Task instructions: Omit all images. Write out the rest of the material exactly.

Records from a dataset:

▼

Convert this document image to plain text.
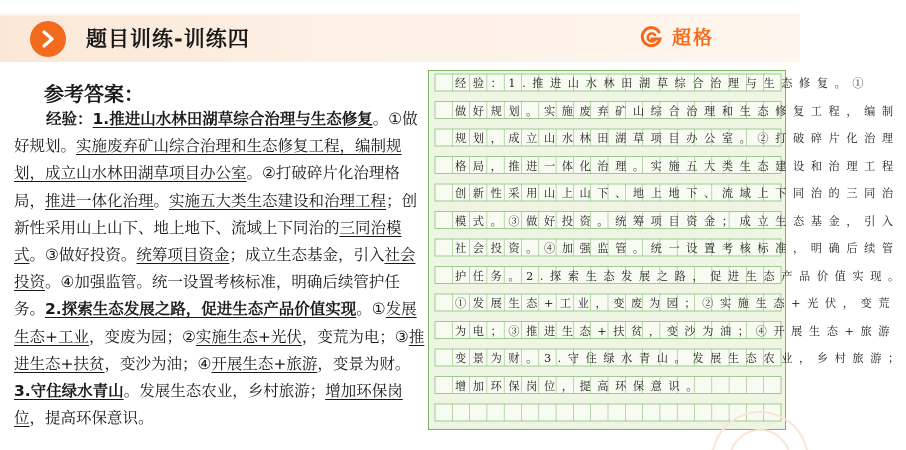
题目训练-训练四	超格
参考答案：
经验：1.推进山水林田湖草综合治理与生态修复。①做好规划。实施废弃矿山综合治理和生态修复工程，编制规划，成立山水林田湖草项目办公室。②打破碎片化治理格局，推进一体化治理。实施五大类生态建设和治理工程；创新性采用山上山下、地上地下、流域上下同治的三同治模式。③做好投资。统筹项目资金；成立生态基金，引入社会投资。④加强监管。统一设置考核标准，明确后续管护任务。2.探索生态发展之路，促进生态产品价值实现。①发展生态+工业，变废为园；②实施生态+光伏，变荒为电；③推进生态+扶贫，变沙为油；④开展生态+旅游，变景为财。3.守住绿水青山。发展生态农业，乡村旅游；增加环保岗位，提高环保意识。
经验：1.推进山水林田湖草综合治理与生态修复。①
做好规划。实施废弃矿山综合治理和生态修复工程，编制
规划，成立山水林田湖草项目办公室。②打破碎片化治理
格局，推进一体化治理。实施五大类生态建设和治理工程
创新性采用山上山下、地上地下、流域上下同治的三同治
模式。③做好投资。统筹项目资金；成立生态基金，引入
社会投资。④加强监管。统一设置考核标准，明确后续管
护任务。2.探索生态发展之路，促进生态产品价值实现。
①发展生态+工业，变废为园；②实施生态+光伏，变荒
为电；③推进生态+扶贫，变沙为油；④开展生态+旅游
变景为财。3.守住绿水青山。发展生态农业，乡村旅游；
增加环保岗位，提高环保意识。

▲

Written response:
Convert this document image to plain text.
题目训练-训练四	超格
参考答案：
经验：1.推进山水林田湖草综合治理与生态修复。①做好规划。实施废弃矿山综合治理和生态修复工程，编制规划，成立山水林田湖草项目办公室。②打破碎片化治理格局，推进一体化治理。实施五大类生态建设和治理工程；创新性采用山上山下、地上地下、流域上下同治的三同治模式。③做好投资。统筹项目资金；成立生态基金，引入社会投资。④加强监管。统一设置考核标准，明确后续管护任务。2.探索生态发展之路，促进生态产品价值实现。①发展生态+工业，变废为园；②实施生态+光伏，变荒为电；③推进生态+扶贫，变沙为油；④开展生态+旅游，变景为财。3.守住绿水青山。发展生态农业，乡村旅游；增加环保岗位，提高环保意识。
经验：1.推进山水林田湖草综合治理与生态修复。①
做好规划。实施废弃矿山综合治理和生态修复工程，编制
规划，成立山水林田湖草项目办公室。②打破碎片化治理
格局，推进一体化治理。实施五大类生态建设和治理工程
创新性采用山上山下、地上地下、流域上下同治的三同治
模式。③做好投资。统筹项目资金；成立生态基金，引入
社会投资。④加强监管。统一设置考核标准，明确后续管
护任务。2.探索生态发展之路，促进生态产品价值实现。
①发展生态+工业，变废为园；②实施生态+光伏，变荒
为电；③推进生态+扶贫，变沙为油；④开展生态+旅游
变景为财。3.守住绿水青山。发展生态农业，乡村旅游；
增加环保岗位，提高环保意识。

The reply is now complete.